- _WHAT THE TASK ASKS_:
Look through the listing below and work out how many of its lines hold the word "Bersedia". Give only the number.

- _EXCERPTED DATA_:
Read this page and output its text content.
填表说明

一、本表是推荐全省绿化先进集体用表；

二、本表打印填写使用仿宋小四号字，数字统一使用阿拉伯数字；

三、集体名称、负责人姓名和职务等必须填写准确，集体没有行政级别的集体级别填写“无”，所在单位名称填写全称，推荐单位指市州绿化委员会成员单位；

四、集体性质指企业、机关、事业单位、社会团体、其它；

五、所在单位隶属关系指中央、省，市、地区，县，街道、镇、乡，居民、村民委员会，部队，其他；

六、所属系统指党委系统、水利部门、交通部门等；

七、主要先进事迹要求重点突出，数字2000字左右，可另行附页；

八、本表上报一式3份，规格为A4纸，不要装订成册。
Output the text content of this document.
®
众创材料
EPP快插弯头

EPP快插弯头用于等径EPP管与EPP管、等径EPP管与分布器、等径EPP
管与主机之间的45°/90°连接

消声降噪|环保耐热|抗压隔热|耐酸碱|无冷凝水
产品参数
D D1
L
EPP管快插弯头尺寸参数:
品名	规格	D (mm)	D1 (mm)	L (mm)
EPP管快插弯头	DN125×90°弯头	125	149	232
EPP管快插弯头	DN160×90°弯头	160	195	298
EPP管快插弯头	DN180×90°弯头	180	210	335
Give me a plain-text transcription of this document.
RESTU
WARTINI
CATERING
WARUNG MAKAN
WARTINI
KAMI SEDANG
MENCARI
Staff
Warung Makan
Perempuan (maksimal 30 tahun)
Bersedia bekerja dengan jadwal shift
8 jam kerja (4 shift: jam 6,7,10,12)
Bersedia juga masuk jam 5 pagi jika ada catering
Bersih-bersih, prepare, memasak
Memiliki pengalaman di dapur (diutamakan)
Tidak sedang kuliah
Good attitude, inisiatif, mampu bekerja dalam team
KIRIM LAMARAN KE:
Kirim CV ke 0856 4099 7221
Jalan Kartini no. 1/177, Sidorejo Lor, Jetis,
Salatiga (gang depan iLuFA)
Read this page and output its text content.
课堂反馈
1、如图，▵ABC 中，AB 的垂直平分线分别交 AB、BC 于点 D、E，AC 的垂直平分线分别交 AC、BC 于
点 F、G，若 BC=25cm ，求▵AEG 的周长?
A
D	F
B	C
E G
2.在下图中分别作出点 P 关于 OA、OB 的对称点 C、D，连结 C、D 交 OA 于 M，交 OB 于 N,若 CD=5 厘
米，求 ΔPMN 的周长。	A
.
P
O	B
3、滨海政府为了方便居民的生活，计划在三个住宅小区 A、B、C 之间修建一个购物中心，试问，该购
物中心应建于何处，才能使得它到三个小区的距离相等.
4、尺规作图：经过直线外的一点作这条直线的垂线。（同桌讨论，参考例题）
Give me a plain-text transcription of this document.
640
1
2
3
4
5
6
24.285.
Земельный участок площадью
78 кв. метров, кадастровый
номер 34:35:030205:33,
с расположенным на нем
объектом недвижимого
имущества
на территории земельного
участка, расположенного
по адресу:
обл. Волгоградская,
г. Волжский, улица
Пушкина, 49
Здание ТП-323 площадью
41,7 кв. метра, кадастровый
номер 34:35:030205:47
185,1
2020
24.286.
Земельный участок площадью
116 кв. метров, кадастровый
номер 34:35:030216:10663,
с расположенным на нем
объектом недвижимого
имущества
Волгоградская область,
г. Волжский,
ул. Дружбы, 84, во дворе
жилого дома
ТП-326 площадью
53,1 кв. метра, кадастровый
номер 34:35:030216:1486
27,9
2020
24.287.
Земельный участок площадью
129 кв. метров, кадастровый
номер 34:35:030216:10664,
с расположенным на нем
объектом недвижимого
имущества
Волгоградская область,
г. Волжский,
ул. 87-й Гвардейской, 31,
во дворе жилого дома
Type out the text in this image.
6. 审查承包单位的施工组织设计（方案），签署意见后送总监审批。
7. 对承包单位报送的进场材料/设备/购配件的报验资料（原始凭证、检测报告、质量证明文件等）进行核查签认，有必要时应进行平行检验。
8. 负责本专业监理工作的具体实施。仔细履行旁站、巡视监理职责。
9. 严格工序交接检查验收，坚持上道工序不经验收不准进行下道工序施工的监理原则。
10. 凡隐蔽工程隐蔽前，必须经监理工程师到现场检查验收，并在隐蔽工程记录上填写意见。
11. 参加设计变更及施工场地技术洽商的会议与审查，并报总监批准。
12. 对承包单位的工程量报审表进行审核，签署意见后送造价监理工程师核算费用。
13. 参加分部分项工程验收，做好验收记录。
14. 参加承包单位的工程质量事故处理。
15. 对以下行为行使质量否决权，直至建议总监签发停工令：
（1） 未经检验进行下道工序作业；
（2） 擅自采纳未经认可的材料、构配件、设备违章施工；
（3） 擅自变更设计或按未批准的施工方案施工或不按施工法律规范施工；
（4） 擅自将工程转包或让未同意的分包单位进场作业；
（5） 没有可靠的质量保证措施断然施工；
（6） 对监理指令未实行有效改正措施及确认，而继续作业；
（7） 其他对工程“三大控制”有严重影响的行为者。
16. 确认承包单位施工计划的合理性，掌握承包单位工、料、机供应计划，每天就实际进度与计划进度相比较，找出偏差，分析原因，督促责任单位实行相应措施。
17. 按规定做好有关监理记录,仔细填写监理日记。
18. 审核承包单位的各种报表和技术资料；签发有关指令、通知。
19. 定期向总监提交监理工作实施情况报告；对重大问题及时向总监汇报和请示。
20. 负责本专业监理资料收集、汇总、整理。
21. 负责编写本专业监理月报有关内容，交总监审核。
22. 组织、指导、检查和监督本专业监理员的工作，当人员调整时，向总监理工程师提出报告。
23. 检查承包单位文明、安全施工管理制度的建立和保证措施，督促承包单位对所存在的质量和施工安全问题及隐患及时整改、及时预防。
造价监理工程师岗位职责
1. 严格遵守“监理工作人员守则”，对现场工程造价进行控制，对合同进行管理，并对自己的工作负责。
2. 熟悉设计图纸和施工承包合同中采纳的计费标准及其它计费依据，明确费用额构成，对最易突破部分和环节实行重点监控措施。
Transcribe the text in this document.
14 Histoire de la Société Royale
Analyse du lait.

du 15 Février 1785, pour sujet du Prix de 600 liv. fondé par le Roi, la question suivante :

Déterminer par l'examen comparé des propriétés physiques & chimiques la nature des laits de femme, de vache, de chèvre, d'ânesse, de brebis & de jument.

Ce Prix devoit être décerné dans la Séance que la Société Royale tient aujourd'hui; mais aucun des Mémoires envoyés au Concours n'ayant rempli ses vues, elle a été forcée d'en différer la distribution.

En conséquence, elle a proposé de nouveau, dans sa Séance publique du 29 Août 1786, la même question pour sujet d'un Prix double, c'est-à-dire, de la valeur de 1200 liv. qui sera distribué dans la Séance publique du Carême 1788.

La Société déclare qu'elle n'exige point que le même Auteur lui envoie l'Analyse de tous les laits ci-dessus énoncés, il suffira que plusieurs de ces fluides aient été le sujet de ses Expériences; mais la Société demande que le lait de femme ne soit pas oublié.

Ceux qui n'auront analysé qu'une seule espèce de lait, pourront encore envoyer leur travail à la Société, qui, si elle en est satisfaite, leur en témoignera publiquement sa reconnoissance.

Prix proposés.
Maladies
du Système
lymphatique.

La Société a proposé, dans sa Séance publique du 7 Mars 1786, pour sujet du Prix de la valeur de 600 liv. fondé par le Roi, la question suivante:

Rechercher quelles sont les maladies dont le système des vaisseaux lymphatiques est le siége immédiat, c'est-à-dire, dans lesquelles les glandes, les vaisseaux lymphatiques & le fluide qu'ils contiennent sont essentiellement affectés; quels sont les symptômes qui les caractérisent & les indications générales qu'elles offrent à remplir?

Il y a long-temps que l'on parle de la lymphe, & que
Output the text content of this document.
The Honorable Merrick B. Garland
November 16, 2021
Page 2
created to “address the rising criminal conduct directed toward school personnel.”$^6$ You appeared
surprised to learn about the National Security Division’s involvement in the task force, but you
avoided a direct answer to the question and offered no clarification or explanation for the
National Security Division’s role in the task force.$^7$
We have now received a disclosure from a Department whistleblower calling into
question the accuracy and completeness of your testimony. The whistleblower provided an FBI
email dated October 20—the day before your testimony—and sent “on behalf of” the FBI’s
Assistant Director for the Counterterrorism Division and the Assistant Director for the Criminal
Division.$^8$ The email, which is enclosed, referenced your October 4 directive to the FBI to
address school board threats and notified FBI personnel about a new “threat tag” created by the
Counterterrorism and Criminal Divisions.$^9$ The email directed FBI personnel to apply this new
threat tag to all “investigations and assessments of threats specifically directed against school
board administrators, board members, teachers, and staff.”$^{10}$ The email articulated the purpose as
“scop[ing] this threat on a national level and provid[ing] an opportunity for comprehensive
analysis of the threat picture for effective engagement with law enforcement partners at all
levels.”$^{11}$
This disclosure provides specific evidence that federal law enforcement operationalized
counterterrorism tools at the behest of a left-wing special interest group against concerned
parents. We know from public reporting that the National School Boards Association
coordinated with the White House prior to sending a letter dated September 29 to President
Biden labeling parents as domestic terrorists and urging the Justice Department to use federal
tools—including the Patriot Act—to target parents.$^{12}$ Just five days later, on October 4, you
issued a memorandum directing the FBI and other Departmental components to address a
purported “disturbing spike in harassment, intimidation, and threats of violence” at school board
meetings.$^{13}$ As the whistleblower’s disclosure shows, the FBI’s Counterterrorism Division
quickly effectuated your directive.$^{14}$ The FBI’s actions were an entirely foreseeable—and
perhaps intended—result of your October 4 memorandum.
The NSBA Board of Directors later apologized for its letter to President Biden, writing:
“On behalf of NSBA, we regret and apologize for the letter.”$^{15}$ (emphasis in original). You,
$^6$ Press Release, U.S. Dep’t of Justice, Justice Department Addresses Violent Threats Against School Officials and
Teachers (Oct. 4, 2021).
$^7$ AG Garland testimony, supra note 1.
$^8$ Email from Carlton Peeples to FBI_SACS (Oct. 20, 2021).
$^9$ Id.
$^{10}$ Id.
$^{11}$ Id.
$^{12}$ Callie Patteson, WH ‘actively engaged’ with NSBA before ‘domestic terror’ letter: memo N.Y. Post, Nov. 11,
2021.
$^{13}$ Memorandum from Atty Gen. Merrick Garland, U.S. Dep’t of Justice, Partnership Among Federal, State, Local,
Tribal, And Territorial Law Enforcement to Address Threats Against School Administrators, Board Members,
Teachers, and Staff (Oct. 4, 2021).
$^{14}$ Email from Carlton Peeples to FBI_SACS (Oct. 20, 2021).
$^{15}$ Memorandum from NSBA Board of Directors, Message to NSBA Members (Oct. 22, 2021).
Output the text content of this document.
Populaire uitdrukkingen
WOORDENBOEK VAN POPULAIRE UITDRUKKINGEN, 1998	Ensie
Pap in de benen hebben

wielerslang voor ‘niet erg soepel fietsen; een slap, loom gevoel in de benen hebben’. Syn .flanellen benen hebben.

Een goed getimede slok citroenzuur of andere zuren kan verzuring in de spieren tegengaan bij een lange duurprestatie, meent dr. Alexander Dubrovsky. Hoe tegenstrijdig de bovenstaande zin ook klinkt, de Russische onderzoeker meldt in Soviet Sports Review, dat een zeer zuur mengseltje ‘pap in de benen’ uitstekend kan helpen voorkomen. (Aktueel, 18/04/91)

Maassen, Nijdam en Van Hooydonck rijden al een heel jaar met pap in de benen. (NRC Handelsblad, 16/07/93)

- _SOLUTION TO THE EXERCISE_:
2